## [DATASET EXTRACT]
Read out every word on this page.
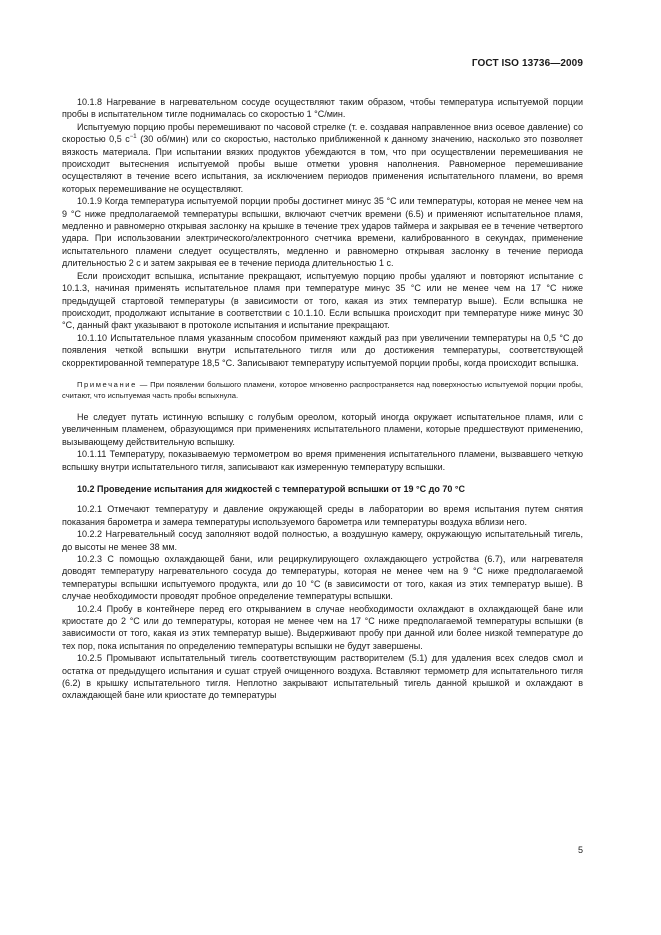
ГОСТ ISO 13736—2009

10.1.8 Нагревание в нагревательном сосуде осуществляют таким образом, чтобы температура испытуемой порции пробы в испытательном тигле поднималась со скоростью 1 °С/мин.

Испытуемую порцию пробы перемешивают по часовой стрелке (т. е. создавая направленное вниз осевое давление) со скоростью 0,5 $с^{-1}$ (30 об/мин) или со скоростью, настолько приближенной к данному значению, насколько это позволяет вязкость материала. При испытании вязких продуктов убеждаются в том, что при осуществлении перемешивания не происходит вытеснения испытуемой пробы выше отметки уровня наполнения. Равномерное перемешивание осуществляют в течение всего испытания, за исключением периодов применения испытательного пламени, во время которых перемешивание не осуществляют.

10.1.9 Когда температура испытуемой порции пробы достигнет минус 35 °С или температуры, которая не менее чем на 9 °С ниже предполагаемой температуры вспышки, включают счетчик времени (6.5) и применяют испытательное пламя, медленно и равномерно открывая заслонку на крышке в течение трех ударов таймера и закрывая ее в течение четвертого удара. При использовании электрического/электронного счетчика времени, калиброванного в секундах, применение испытательного пламени следует осуществлять, медленно и равномерно открывая заслонку в течение периода длительностью 2 с и затем закрывая ее в течение периода длительностью 1 с.

Если происходит вспышка, испытание прекращают, испытуемую порцию пробы удаляют и повторяют испытание с 10.1.3, начиная применять испытательное пламя при температуре минус 35 °С или не менее чем на 17 °С ниже предыдущей стартовой температуры (в зависимости от того, какая из этих температур выше). Если вспышка не происходит, продолжают испытание в соответствии с 10.1.10. Если вспышка происходит при температуре ниже минус 30 °С, данный факт указывают в протоколе испытания и испытание прекращают.

10.1.10 Испытательное пламя указанным способом применяют каждый раз при увеличении температуры на 0,5 °С до появления четкой вспышки внутри испытательного тигля или до достижения температуры, соответствующей скорректированной температуре 18,5 °С. Записывают температуру испытуемой порции пробы, когда происходит вспышка.

Примечание — При появлении большого пламени, которое мгновенно распространяется над поверхностью испытуемой порции пробы, считают, что испытуемая часть пробы вспыхнула.

Не следует путать истинную вспышку с голубым ореолом, который иногда окружает испытательное пламя, или с увеличенным пламенем, образующимся при применениях испытательного пламени, которые предшествуют применению, вызывающему действительную вспышку.

10.1.11 Температуру, показываемую термометром во время применения испытательного пламени, вызвавшего четкую вспышку внутри испытательного тигля, записывают как измеренную температуру вспышки.

10.2 Проведение испытания для жидкостей с температурой вспышки от 19 °С до 70 °С

10.2.1 Отмечают температуру и давление окружающей среды в лаборатории во время испытания путем снятия показания барометра и замера температуры используемого барометра или температуры воздуха вблизи него.

10.2.2 Нагревательный сосуд заполняют водой полностью, а воздушную камеру, окружающую испытательный тигель, до высоты не менее 38 мм.

10.2.3 С помощью охлаждающей бани, или рециркулирующего охлаждающего устройства (6.7), или нагревателя доводят температуру нагревательного сосуда до температуры, которая не менее чем на 9 °С ниже предполагаемой температуры вспышки испытуемого продукта, или до 10 °С (в зависимости от того, какая из этих температур выше). В случае необходимости проводят пробное определение температуры вспышки.

10.2.4 Пробу в контейнере перед его открыванием в случае необходимости охлаждают в охлаждающей бане или криостате до 2 °С или до температуры, которая не менее чем на 17 °С ниже предполагаемой температуры вспышки (в зависимости от того, какая из этих температур выше). Выдерживают пробу при данной или более низкой температуре до тех пор, пока испытания по определению температуры вспышки не будут завершены.

10.2.5 Промывают испытательный тигель соответствующим растворителем (5.1) для удаления всех следов смол и остатка от предыдущего испытания и сушат струей очищенного воздуха. Вставляют термометр для испытательного тигля (6.2) в крышку испытательного тигля. Неплотно закрывают испытательный тигель данной крышкой и охлаждают в охлаждающей бане или криостате до температуры

5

## [EXERCISE DESCRIPTION]
Copy out each line of the data where the string "порции" appears.

## [THE SOLUTION]
10.1.8 Нагревание в нагревательном сосуде осуществляют таким образом, чтобы температура испытуемой порции пробы в испытательном тигле поднималась со скоростью 1 °С/мин.
10.1.9 Когда температура испытуемой порции пробы достигнет минус 35 °С или температуры, которая не менее чем на 9 °С ниже предполагаемой температуры вспышки, включают счетчик времени (6.5) и применяют испытательное пламя, медленно и равномерно открывая заслонку на крышке в течение трех ударов таймера и закрывая ее в течение четвертого удара. При использовании электрического/электронного счетчика времени, калиброванного в секундах, применение испытательного пламени следует осуществлять, медленно и равномерно открывая заслонку в течение периода длительностью 2 с и затем закрывая ее в течение периода длительностью 1 с.
10.1.10 Испытательное пламя указанным способом применяют каждый раз при увеличении температуры на 0,5 °С до появления четкой вспышки внутри испытательного тигля или до достижения температуры, соответствующей скорректированной температуре 18,5 °С. Записывают температуру испытуемой порции пробы, когда происходит вспышка.
Примечание — При появлении большого пламени, которое мгновенно распространяется над поверхностью испытуемой порции пробы, считают, что испытуемая часть пробы вспыхнула.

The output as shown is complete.